**Work to be completed:**
Reproduce all entries precisely, down to the last character.

>> BEGIN Exercise input

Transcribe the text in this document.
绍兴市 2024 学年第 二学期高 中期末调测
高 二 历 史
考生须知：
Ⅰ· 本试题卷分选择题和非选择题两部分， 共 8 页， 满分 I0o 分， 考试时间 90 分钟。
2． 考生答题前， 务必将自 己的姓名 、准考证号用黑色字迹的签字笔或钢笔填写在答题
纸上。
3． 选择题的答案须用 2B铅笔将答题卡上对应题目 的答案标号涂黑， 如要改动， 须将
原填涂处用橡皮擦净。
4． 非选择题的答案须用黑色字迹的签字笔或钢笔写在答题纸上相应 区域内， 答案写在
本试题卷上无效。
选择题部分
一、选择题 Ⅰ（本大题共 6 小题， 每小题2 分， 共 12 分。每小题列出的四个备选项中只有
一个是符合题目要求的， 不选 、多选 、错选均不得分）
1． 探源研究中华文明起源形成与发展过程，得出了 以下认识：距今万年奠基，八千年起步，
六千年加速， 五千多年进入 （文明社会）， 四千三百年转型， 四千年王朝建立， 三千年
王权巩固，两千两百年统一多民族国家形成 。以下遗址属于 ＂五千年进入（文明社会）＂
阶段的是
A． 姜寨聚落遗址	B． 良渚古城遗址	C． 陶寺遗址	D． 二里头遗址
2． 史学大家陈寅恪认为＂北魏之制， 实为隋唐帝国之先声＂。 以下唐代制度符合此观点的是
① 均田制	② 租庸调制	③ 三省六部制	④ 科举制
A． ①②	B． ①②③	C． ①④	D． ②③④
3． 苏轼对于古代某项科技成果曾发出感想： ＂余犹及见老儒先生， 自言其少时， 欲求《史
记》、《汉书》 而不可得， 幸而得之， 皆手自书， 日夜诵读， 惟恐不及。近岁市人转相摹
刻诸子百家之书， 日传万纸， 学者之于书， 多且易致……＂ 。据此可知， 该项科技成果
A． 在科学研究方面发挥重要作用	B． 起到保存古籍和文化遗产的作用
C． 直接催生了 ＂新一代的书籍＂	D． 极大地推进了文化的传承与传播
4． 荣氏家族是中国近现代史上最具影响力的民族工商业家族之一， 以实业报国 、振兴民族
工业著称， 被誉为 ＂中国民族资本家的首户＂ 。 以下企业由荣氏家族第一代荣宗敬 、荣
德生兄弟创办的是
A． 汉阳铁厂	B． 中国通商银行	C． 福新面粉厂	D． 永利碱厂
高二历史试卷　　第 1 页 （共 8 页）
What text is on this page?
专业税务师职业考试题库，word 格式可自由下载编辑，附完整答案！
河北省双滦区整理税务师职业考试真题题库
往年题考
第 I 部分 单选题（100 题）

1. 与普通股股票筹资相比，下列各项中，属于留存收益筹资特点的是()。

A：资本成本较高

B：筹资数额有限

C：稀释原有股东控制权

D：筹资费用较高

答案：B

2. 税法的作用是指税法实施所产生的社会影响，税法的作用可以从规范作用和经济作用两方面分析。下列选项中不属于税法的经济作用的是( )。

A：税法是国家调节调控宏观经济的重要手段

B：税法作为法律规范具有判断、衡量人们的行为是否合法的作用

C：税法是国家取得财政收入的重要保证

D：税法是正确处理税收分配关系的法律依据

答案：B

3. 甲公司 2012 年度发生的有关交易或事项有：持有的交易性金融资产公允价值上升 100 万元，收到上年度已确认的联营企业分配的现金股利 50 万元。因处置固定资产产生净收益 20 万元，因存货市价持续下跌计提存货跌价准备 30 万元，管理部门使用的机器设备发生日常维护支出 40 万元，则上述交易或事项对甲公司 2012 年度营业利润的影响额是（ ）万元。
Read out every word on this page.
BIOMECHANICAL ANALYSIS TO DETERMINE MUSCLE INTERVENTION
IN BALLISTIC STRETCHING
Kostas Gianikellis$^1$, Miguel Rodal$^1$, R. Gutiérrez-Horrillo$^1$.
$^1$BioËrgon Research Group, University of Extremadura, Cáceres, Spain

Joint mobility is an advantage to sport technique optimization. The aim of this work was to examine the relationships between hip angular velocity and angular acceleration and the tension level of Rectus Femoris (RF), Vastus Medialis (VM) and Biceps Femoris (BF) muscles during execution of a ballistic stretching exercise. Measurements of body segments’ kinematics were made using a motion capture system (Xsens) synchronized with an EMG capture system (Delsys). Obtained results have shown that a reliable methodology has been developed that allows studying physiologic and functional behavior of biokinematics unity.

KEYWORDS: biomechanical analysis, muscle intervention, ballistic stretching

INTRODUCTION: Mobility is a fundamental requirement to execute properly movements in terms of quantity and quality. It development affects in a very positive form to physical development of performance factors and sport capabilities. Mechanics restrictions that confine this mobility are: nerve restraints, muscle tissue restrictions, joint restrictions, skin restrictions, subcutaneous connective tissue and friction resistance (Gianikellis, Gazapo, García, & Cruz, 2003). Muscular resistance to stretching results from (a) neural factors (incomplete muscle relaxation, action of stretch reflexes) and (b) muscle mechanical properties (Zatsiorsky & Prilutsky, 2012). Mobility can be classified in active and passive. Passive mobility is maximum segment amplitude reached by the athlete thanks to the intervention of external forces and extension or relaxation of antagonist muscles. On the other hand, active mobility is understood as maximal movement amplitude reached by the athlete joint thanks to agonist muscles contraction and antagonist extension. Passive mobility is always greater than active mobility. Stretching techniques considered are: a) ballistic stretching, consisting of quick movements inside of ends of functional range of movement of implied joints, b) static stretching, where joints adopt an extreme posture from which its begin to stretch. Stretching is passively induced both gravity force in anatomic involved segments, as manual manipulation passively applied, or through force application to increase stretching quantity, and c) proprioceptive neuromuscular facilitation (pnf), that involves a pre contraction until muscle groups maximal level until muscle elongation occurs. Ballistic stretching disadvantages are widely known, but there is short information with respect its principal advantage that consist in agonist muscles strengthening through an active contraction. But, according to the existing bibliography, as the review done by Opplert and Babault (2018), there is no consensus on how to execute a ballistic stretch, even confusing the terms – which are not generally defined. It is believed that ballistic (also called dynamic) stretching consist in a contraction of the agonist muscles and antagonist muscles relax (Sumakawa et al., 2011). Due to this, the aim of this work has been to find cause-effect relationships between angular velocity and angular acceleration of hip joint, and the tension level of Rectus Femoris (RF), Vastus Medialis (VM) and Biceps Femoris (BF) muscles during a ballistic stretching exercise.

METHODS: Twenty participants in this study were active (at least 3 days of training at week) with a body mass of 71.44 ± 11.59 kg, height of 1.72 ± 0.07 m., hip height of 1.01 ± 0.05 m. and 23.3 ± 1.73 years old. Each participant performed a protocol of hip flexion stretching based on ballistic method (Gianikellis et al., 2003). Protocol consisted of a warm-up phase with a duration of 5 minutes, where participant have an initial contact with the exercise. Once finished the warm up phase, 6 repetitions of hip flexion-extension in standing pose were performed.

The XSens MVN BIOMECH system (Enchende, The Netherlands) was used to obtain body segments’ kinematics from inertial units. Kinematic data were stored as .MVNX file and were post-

>> END Exercise input

**Complete answer:**
Transcribe the text in this document.
绍兴市 2024 学年第 二学期高 中期末调测
高 二 历 史
考生须知：
Ⅰ· 本试题卷分选择题和非选择题两部分， 共 8 页， 满分 I0o 分， 考试时间 90 分钟。
2． 考生答题前， 务必将自 己的姓名 、准考证号用黑色字迹的签字笔或钢笔填写在答题
纸上。
3． 选择题的答案须用 2B铅笔将答题卡上对应题目 的答案标号涂黑， 如要改动， 须将
原填涂处用橡皮擦净。
4． 非选择题的答案须用黑色字迹的签字笔或钢笔写在答题纸上相应 区域内， 答案写在
本试题卷上无效。
选择题部分
一、选择题 Ⅰ（本大题共 6 小题， 每小题2 分， 共 12 分。每小题列出的四个备选项中只有
一个是符合题目要求的， 不选 、多选 、错选均不得分）
1． 探源研究中华文明起源形成与发展过程，得出了 以下认识：距今万年奠基，八千年起步，
六千年加速， 五千多年进入 （文明社会）， 四千三百年转型， 四千年王朝建立， 三千年
王权巩固，两千两百年统一多民族国家形成 。以下遗址属于 ＂五千年进入（文明社会）＂
阶段的是
A． 姜寨聚落遗址	B． 良渚古城遗址	C． 陶寺遗址	D． 二里头遗址
2． 史学大家陈寅恪认为＂北魏之制， 实为隋唐帝国之先声＂。 以下唐代制度符合此观点的是
① 均田制	② 租庸调制	③ 三省六部制	④ 科举制
A． ①②	B． ①②③	C． ①④	D． ②③④
3． 苏轼对于古代某项科技成果曾发出感想： ＂余犹及见老儒先生， 自言其少时， 欲求《史
记》、《汉书》 而不可得， 幸而得之， 皆手自书， 日夜诵读， 惟恐不及。近岁市人转相摹
刻诸子百家之书， 日传万纸， 学者之于书， 多且易致……＂ 。据此可知， 该项科技成果
A． 在科学研究方面发挥重要作用	B． 起到保存古籍和文化遗产的作用
C． 直接催生了 ＂新一代的书籍＂	D． 极大地推进了文化的传承与传播
4． 荣氏家族是中国近现代史上最具影响力的民族工商业家族之一， 以实业报国 、振兴民族
工业著称， 被誉为 ＂中国民族资本家的首户＂ 。 以下企业由荣氏家族第一代荣宗敬 、荣
德生兄弟创办的是
A． 汉阳铁厂	B． 中国通商银行	C． 福新面粉厂	D． 永利碱厂
高二历史试卷　　第 1 页 （共 8 页）
What text is on this page?
专业税务师职业考试题库，word 格式可自由下载编辑，附完整答案！
河北省双滦区整理税务师职业考试真题题库
往年题考
第 I 部分 单选题（100 题）

1. 与普通股股票筹资相比，下列各项中，属于留存收益筹资特点的是()。

A：资本成本较高

B：筹资数额有限

C：稀释原有股东控制权

D：筹资费用较高

答案：B

2. 税法的作用是指税法实施所产生的社会影响，税法的作用可以从规范作用和经济作用两方面分析。下列选项中不属于税法的经济作用的是( )。

A：税法是国家调节调控宏观经济的重要手段

B：税法作为法律规范具有判断、衡量人们的行为是否合法的作用

C：税法是国家取得财政收入的重要保证

D：税法是正确处理税收分配关系的法律依据

答案：B

3. 甲公司 2012 年度发生的有关交易或事项有：持有的交易性金融资产公允价值上升 100 万元，收到上年度已确认的联营企业分配的现金股利 50 万元。因处置固定资产产生净收益 20 万元，因存货市价持续下跌计提存货跌价准备 30 万元，管理部门使用的机器设备发生日常维护支出 40 万元，则上述交易或事项对甲公司 2012 年度营业利润的影响额是（ ）万元。
Read out every word on this page.
BIOMECHANICAL ANALYSIS TO DETERMINE MUSCLE INTERVENTION
IN BALLISTIC STRETCHING
Kostas Gianikellis$^1$, Miguel Rodal$^1$, R. Gutiérrez-Horrillo$^1$.
$^1$BioËrgon Research Group, University of Extremadura, Cáceres, Spain

Joint mobility is an advantage to sport technique optimization. The aim of this work was to examine the relationships between hip angular velocity and angular acceleration and the tension level of Rectus Femoris (RF), Vastus Medialis (VM) and Biceps Femoris (BF) muscles during execution of a ballistic stretching exercise. Measurements of body segments’ kinematics were made using a motion capture system (Xsens) synchronized with an EMG capture system (Delsys). Obtained results have shown that a reliable methodology has been developed that allows studying physiologic and functional behavior of biokinematics unity.

KEYWORDS: biomechanical analysis, muscle intervention, ballistic stretching

INTRODUCTION: Mobility is a fundamental requirement to execute properly movements in terms of quantity and quality. It development affects in a very positive form to physical development of performance factors and sport capabilities. Mechanics restrictions that confine this mobility are: nerve restraints, muscle tissue restrictions, joint restrictions, skin restrictions, subcutaneous connective tissue and friction resistance (Gianikellis, Gazapo, García, & Cruz, 2003). Muscular resistance to stretching results from (a) neural factors (incomplete muscle relaxation, action of stretch reflexes) and (b) muscle mechanical properties (Zatsiorsky & Prilutsky, 2012). Mobility can be classified in active and passive. Passive mobility is maximum segment amplitude reached by the athlete thanks to the intervention of external forces and extension or relaxation of antagonist muscles. On the other hand, active mobility is understood as maximal movement amplitude reached by the athlete joint thanks to agonist muscles contraction and antagonist extension. Passive mobility is always greater than active mobility. Stretching techniques considered are: a) ballistic stretching, consisting of quick movements inside of ends of functional range of movement of implied joints, b) static stretching, where joints adopt an extreme posture from which its begin to stretch. Stretching is passively induced both gravity force in anatomic involved segments, as manual manipulation passively applied, or through force application to increase stretching quantity, and c) proprioceptive neuromuscular facilitation (pnf), that involves a pre contraction until muscle groups maximal level until muscle elongation occurs. Ballistic stretching disadvantages are widely known, but there is short information with respect its principal advantage that consist in agonist muscles strengthening through an active contraction. But, according to the existing bibliography, as the review done by Opplert and Babault (2018), there is no consensus on how to execute a ballistic stretch, even confusing the terms – which are not generally defined. It is believed that ballistic (also called dynamic) stretching consist in a contraction of the agonist muscles and antagonist muscles relax (Sumakawa et al., 2011). Due to this, the aim of this work has been to find cause-effect relationships between angular velocity and angular acceleration of hip joint, and the tension level of Rectus Femoris (RF), Vastus Medialis (VM) and Biceps Femoris (BF) muscles during a ballistic stretching exercise.

METHODS: Twenty participants in this study were active (at least 3 days of training at week) with a body mass of 71.44 ± 11.59 kg, height of 1.72 ± 0.07 m., hip height of 1.01 ± 0.05 m. and 23.3 ± 1.73 years old. Each participant performed a protocol of hip flexion stretching based on ballistic method (Gianikellis et al., 2003). Protocol consisted of a warm-up phase with a duration of 5 minutes, where participant have an initial contact with the exercise. Once finished the warm up phase, 6 repetitions of hip flexion-extension in standing pose were performed.

The XSens MVN BIOMECH system (Enchende, The Netherlands) was used to obtain body segments’ kinematics from inertial units. Kinematic data were stored as .MVNX file and were post-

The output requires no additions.